WHAT THE TASK ASKS ::
For each line that holds "this", copy the line out.
"""
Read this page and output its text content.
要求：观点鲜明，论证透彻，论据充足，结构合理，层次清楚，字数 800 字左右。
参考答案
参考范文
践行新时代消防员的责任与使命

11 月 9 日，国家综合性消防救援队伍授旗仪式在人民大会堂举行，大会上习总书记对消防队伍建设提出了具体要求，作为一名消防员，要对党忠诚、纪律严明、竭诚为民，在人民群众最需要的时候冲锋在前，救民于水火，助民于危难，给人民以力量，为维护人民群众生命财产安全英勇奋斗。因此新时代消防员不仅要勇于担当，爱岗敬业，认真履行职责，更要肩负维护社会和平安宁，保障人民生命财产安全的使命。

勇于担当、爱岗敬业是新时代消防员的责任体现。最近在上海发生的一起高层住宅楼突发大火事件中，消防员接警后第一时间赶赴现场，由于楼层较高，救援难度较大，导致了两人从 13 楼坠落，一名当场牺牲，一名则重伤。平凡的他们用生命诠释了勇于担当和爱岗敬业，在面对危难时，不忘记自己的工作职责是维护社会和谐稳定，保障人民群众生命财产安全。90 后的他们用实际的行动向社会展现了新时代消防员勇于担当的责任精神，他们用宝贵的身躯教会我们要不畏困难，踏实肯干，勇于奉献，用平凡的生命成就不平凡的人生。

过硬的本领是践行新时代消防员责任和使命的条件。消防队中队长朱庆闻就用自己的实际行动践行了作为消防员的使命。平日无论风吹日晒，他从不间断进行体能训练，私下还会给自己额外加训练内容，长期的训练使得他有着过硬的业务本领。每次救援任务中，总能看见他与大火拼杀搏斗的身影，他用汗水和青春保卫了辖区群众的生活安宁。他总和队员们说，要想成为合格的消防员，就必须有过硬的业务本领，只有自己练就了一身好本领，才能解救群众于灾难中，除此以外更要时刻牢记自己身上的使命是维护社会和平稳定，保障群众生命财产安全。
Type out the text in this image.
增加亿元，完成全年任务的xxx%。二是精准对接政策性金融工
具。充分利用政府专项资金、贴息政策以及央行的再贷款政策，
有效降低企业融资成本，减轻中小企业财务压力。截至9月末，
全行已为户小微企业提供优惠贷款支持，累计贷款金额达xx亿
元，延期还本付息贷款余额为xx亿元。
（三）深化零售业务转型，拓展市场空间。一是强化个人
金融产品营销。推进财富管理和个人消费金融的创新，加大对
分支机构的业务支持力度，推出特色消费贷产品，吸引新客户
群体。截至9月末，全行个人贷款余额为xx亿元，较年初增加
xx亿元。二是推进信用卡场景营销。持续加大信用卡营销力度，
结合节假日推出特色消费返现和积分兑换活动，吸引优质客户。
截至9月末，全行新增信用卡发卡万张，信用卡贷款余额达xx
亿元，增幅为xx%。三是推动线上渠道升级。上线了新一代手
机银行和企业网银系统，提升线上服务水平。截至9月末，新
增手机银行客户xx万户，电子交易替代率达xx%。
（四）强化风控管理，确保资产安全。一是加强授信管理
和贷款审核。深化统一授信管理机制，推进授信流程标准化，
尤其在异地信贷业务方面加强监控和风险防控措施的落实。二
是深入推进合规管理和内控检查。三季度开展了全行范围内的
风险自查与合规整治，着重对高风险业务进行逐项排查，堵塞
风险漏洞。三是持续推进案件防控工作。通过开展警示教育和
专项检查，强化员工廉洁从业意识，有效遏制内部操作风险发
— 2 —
"""
TASK ANSWER ::
Read this page and output its text content.
Type out the text in this image.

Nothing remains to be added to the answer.